The request >> Locate all lines with the word "type" and copy them out.

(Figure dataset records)
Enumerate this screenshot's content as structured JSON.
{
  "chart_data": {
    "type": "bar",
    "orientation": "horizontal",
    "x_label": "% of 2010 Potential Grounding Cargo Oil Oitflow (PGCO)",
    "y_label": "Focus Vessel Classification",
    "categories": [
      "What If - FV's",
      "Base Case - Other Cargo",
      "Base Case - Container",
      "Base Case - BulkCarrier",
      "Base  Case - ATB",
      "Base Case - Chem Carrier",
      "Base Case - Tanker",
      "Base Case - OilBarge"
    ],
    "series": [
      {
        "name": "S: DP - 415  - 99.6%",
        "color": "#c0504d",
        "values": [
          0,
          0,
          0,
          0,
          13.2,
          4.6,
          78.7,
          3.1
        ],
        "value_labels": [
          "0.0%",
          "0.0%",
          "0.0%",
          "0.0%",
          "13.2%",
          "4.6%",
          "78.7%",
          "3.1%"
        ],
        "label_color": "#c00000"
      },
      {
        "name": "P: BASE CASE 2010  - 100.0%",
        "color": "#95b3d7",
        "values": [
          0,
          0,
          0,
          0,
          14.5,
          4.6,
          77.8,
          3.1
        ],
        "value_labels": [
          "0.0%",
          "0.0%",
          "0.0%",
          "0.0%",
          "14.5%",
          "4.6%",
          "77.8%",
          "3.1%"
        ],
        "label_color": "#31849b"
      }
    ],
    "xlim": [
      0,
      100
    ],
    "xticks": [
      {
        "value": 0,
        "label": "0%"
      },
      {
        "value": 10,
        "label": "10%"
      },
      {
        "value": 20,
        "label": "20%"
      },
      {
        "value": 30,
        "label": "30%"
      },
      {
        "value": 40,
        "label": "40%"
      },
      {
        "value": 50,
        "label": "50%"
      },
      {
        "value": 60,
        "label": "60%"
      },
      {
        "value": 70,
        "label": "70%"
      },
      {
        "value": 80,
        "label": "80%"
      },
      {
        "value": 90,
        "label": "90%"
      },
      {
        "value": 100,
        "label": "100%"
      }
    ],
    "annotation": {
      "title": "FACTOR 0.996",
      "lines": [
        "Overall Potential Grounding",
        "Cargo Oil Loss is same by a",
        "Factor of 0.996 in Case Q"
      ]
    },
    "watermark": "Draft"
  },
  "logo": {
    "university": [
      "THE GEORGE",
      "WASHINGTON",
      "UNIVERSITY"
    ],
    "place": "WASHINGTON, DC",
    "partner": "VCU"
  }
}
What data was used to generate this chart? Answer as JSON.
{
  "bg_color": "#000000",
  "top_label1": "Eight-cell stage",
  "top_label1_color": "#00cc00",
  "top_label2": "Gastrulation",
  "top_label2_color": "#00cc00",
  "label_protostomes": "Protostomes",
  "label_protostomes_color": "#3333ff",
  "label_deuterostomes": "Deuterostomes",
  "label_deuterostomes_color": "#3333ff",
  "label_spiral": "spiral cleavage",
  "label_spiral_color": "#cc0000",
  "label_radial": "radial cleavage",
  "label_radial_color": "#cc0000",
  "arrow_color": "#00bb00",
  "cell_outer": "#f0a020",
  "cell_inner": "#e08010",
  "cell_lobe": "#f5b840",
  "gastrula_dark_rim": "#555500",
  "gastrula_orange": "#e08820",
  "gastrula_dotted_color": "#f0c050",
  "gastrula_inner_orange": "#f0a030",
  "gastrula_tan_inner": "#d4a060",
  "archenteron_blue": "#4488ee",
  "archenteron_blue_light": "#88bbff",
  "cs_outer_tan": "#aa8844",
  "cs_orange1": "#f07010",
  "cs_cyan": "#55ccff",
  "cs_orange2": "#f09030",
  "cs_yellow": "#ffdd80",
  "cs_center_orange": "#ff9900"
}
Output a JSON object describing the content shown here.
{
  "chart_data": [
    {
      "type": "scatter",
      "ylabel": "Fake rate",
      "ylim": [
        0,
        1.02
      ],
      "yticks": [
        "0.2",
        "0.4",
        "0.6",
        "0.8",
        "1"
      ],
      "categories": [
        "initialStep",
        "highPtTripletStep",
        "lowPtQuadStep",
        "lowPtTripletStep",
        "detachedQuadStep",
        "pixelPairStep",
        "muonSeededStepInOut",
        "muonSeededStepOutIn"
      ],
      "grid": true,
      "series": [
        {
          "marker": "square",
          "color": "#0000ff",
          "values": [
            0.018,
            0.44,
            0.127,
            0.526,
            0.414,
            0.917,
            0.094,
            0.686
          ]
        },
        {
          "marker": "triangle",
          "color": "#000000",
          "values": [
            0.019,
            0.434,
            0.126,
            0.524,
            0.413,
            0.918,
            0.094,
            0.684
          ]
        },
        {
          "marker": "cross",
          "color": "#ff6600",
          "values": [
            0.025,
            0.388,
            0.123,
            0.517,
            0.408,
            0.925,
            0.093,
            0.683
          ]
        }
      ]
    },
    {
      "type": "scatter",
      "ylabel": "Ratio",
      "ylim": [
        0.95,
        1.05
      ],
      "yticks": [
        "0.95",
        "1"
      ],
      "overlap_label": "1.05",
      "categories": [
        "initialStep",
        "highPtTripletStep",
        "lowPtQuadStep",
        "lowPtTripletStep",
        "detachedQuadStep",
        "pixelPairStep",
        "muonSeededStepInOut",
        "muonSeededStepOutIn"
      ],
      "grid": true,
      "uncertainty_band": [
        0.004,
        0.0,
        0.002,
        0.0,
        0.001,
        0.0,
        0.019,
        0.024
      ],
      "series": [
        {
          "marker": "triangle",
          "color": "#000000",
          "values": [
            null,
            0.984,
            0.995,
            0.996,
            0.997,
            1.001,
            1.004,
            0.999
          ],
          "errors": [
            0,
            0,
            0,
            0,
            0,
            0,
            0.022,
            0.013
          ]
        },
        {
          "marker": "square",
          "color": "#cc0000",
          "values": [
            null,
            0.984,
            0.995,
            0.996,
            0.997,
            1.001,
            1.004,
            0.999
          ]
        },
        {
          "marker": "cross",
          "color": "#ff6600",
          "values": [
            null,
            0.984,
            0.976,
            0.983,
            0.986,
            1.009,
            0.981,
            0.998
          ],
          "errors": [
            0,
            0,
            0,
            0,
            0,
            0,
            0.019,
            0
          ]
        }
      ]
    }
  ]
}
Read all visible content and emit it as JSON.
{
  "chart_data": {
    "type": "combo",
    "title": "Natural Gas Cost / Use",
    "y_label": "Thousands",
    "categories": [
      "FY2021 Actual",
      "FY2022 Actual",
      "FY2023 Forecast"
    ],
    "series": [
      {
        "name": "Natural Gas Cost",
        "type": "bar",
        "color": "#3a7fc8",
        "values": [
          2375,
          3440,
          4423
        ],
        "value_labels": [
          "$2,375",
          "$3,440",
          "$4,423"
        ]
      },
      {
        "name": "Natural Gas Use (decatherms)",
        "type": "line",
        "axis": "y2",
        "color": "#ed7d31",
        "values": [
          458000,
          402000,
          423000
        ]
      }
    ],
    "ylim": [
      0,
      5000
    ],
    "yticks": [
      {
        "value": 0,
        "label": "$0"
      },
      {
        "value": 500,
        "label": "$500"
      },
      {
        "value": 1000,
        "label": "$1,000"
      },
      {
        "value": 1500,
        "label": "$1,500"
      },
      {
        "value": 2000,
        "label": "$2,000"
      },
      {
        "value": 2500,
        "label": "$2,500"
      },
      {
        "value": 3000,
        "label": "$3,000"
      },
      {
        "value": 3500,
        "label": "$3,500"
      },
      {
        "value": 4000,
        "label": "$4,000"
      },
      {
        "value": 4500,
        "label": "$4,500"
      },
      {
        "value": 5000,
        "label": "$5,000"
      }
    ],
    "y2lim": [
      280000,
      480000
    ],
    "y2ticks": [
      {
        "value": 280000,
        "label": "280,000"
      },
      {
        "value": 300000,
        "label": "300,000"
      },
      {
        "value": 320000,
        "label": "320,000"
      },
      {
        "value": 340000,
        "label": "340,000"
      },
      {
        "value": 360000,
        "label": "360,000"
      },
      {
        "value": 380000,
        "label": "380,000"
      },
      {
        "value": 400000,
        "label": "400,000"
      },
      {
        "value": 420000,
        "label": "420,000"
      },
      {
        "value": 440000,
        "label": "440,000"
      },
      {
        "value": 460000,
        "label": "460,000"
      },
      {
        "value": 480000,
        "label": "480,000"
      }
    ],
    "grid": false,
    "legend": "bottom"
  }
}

Expected answer >>
    "type": "bar",
      "type": "scatter",
      "type": "scatter",
    "type": "combo",
        "type": "bar",
        "type": "line",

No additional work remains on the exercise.